*Task goal*. Copy out everything from the line with "Localize each UI" down to the line with "data-point xyxy=(453,201,462,210)", switching "plot-frame" to "plot-box" and changing nothing else. Leave the picture out of your copy.

*Recorded information*.
— begin —

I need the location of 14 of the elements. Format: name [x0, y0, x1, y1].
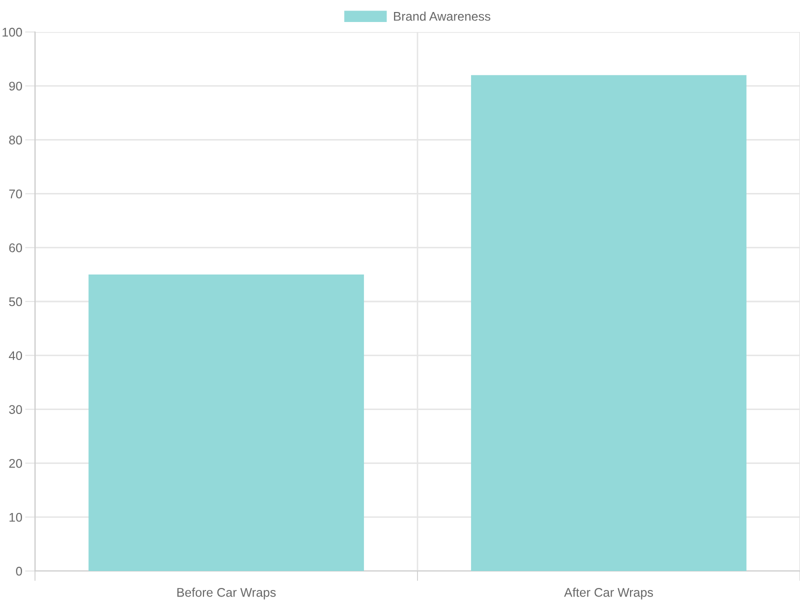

— end —
— begin —

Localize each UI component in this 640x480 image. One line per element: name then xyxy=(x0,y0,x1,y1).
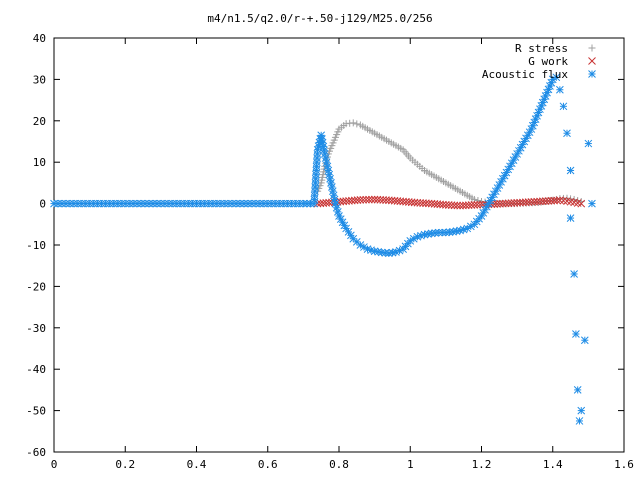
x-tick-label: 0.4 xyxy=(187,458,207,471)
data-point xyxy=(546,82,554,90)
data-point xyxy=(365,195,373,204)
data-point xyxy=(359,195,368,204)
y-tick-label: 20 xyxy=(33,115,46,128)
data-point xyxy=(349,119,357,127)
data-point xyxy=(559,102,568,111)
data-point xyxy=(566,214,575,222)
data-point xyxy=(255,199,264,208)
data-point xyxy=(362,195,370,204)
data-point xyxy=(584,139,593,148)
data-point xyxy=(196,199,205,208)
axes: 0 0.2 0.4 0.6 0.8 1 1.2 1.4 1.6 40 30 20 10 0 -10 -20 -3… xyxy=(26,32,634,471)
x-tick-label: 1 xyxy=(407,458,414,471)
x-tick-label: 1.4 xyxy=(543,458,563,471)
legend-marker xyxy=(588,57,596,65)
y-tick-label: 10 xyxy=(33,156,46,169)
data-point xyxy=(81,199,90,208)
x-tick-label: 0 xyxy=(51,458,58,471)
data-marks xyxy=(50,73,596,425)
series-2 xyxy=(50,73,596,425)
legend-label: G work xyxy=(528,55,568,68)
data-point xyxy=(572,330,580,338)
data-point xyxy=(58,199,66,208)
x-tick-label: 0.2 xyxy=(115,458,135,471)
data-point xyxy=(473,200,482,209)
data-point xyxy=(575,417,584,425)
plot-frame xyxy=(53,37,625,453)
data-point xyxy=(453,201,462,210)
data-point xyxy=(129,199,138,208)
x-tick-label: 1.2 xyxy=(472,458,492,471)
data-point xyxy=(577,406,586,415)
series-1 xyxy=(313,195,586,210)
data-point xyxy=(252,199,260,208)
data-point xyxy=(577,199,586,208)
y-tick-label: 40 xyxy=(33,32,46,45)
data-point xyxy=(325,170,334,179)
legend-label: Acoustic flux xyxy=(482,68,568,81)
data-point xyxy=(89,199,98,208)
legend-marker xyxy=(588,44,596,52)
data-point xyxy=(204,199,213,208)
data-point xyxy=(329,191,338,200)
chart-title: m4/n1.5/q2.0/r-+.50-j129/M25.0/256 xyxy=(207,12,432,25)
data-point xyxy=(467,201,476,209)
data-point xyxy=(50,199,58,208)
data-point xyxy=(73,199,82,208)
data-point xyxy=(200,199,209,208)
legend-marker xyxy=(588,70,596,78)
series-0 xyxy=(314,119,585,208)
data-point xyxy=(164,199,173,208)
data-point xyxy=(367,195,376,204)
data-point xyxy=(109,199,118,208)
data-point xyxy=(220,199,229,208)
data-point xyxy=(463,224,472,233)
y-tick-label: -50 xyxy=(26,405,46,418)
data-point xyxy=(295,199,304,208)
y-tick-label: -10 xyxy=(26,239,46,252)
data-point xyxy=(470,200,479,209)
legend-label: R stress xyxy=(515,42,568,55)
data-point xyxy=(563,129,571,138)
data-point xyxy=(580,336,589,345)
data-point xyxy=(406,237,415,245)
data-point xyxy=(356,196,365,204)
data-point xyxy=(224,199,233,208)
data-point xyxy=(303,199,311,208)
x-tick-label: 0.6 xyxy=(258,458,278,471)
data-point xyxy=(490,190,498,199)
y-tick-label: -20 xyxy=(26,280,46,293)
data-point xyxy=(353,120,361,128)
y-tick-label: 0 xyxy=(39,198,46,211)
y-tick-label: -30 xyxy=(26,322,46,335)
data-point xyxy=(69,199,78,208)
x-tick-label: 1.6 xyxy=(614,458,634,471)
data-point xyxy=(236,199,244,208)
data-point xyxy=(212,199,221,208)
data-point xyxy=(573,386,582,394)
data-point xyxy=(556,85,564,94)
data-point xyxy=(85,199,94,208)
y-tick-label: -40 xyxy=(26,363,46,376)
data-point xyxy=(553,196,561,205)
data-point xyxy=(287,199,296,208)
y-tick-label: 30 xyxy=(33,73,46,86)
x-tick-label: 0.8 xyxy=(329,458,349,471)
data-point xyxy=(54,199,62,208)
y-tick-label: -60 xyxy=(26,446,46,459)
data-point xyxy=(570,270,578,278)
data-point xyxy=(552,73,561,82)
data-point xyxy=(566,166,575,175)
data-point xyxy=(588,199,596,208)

— end —
— begin —

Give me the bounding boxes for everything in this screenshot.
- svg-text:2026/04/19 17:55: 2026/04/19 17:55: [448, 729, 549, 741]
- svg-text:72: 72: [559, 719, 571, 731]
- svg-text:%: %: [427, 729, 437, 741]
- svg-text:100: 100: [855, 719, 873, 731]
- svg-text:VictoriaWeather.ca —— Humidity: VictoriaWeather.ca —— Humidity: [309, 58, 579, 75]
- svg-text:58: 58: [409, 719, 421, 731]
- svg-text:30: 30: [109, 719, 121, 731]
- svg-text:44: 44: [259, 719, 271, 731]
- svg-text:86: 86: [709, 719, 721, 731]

— end —

*Solution for this problem*.
Localize each UI component in this 640x480 image. One line per element: name then xyxy=(x0,y0,x1,y1).
x-tick-label: 0.4 xyxy=(187,458,207,471)
data-point xyxy=(546,82,554,90)
data-point xyxy=(365,195,373,204)
data-point xyxy=(359,195,368,204)
y-tick-label: 20 xyxy=(33,115,46,128)
data-point xyxy=(349,119,357,127)
data-point xyxy=(559,102,568,111)
data-point xyxy=(566,214,575,222)
data-point xyxy=(255,199,264,208)
data-point xyxy=(362,195,370,204)
data-point xyxy=(584,139,593,148)
data-point xyxy=(196,199,205,208)
axes: 0 0.2 0.4 0.6 0.8 1 1.2 1.4 1.6 40 30 20 10 0 -10 -20 -3… xyxy=(26,32,634,471)
x-tick-label: 1 xyxy=(407,458,414,471)
x-tick-label: 1.4 xyxy=(543,458,563,471)
legend-marker xyxy=(588,57,596,65)
y-tick-label: 10 xyxy=(33,156,46,169)
data-point xyxy=(81,199,90,208)
x-tick-label: 0 xyxy=(51,458,58,471)
data-marks xyxy=(50,73,596,425)
series-2 xyxy=(50,73,596,425)
legend-label: G work xyxy=(528,55,568,68)
data-point xyxy=(572,330,580,338)
data-point xyxy=(58,199,66,208)
x-tick-label: 0.2 xyxy=(115,458,135,471)
data-point xyxy=(473,200,482,209)
data-point xyxy=(575,417,584,425)
plot-box xyxy=(53,37,625,453)
data-point xyxy=(453,201,462,210)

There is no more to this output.